**GIVEN TASK**
Wherever a line in the data below holds "subtitle", copy that line.
◆ ◆ ◆
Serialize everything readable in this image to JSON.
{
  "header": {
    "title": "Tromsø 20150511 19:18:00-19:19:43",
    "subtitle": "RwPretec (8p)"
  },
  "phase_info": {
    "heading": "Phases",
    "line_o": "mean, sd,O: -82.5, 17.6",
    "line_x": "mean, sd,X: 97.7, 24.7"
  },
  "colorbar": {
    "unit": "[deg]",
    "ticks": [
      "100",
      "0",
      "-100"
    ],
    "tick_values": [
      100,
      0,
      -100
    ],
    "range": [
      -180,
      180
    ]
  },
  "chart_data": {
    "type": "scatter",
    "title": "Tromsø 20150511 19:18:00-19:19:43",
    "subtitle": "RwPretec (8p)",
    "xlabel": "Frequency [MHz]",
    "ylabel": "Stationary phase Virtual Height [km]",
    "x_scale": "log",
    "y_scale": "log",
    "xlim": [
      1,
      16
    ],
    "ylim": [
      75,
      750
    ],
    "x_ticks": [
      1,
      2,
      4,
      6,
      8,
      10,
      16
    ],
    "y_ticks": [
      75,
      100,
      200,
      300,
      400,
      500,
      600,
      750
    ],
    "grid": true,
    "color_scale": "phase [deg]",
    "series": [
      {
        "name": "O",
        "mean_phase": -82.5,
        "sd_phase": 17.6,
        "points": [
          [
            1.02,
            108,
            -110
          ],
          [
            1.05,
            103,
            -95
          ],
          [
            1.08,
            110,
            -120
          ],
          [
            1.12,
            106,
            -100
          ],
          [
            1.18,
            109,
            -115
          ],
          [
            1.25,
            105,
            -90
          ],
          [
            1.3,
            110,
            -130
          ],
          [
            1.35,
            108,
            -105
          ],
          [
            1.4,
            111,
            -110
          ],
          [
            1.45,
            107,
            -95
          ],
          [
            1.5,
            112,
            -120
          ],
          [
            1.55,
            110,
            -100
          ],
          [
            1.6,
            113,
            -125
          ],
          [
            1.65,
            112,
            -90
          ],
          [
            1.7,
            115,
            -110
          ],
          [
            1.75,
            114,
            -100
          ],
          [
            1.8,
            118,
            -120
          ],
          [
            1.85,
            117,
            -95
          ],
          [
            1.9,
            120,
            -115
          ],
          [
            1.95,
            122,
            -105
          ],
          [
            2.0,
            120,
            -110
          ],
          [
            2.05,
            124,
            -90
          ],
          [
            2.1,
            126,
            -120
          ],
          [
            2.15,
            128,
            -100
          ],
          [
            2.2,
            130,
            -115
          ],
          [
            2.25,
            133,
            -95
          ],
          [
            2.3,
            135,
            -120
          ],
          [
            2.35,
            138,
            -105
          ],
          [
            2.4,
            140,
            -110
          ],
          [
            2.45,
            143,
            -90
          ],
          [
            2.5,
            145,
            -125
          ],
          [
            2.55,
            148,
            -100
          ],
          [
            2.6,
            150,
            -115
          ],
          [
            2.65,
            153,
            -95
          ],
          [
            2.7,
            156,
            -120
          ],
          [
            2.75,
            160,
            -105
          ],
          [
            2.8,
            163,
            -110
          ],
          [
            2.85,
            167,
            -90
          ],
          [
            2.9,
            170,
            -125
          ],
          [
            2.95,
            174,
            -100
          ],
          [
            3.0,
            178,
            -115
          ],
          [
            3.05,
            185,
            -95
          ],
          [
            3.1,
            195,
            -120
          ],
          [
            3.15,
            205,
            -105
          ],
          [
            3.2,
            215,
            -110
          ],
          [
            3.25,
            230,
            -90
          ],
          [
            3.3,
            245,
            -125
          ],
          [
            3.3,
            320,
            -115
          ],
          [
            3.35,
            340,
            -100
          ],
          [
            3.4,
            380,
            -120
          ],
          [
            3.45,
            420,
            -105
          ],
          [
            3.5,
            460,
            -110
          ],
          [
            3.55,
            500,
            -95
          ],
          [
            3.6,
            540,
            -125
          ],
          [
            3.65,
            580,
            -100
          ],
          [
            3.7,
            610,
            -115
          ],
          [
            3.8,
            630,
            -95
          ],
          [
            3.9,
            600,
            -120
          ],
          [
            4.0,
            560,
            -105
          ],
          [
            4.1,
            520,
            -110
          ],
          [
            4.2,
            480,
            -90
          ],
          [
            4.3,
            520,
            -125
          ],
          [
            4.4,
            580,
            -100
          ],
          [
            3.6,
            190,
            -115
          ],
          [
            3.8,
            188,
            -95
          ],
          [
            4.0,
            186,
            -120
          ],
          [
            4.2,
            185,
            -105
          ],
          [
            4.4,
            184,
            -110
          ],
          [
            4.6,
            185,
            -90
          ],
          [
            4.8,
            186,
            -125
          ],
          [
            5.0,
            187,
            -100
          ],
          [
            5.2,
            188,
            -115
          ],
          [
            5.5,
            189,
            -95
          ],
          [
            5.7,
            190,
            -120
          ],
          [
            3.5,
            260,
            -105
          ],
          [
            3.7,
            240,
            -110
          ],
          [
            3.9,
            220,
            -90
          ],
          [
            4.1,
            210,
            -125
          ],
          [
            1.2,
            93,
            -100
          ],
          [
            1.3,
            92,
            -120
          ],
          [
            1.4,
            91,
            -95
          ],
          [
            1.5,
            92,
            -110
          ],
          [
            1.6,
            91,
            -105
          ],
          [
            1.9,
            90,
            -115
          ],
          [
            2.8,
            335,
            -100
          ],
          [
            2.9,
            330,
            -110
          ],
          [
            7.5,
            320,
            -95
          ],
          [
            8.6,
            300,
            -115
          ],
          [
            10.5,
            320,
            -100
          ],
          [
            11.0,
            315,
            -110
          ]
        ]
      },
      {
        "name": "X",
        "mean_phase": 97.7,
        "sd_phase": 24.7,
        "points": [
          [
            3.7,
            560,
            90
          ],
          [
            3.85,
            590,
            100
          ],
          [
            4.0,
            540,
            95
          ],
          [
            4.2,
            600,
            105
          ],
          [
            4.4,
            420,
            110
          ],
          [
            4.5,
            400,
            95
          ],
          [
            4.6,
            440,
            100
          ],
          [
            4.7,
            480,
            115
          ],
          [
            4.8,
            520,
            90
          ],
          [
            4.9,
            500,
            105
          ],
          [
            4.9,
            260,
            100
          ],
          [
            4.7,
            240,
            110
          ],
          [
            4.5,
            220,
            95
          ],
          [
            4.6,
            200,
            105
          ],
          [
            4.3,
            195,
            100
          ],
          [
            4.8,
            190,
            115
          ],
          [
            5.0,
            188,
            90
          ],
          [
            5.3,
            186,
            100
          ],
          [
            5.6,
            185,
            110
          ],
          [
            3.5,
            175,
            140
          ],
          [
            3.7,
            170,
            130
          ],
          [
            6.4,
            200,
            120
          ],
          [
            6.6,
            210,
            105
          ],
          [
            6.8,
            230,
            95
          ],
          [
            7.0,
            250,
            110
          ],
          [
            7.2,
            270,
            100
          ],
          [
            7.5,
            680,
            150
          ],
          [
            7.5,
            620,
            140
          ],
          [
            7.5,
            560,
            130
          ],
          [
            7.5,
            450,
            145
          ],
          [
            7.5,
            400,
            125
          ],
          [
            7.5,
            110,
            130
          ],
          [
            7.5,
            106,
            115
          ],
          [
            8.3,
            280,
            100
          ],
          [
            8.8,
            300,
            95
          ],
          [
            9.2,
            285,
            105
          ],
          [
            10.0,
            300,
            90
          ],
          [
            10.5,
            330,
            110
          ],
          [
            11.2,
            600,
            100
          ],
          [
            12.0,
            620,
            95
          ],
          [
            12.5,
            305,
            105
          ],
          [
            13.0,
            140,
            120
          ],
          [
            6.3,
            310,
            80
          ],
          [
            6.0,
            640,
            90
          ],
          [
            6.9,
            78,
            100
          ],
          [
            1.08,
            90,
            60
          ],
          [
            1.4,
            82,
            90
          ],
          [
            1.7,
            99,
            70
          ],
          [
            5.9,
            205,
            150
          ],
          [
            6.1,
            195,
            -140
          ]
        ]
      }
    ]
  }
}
◆ ◆ ◆
**EXERCISE SOLUTION**
    "subtitle": "RwPretec (8p)"
    "subtitle": "RwPretec (8p)",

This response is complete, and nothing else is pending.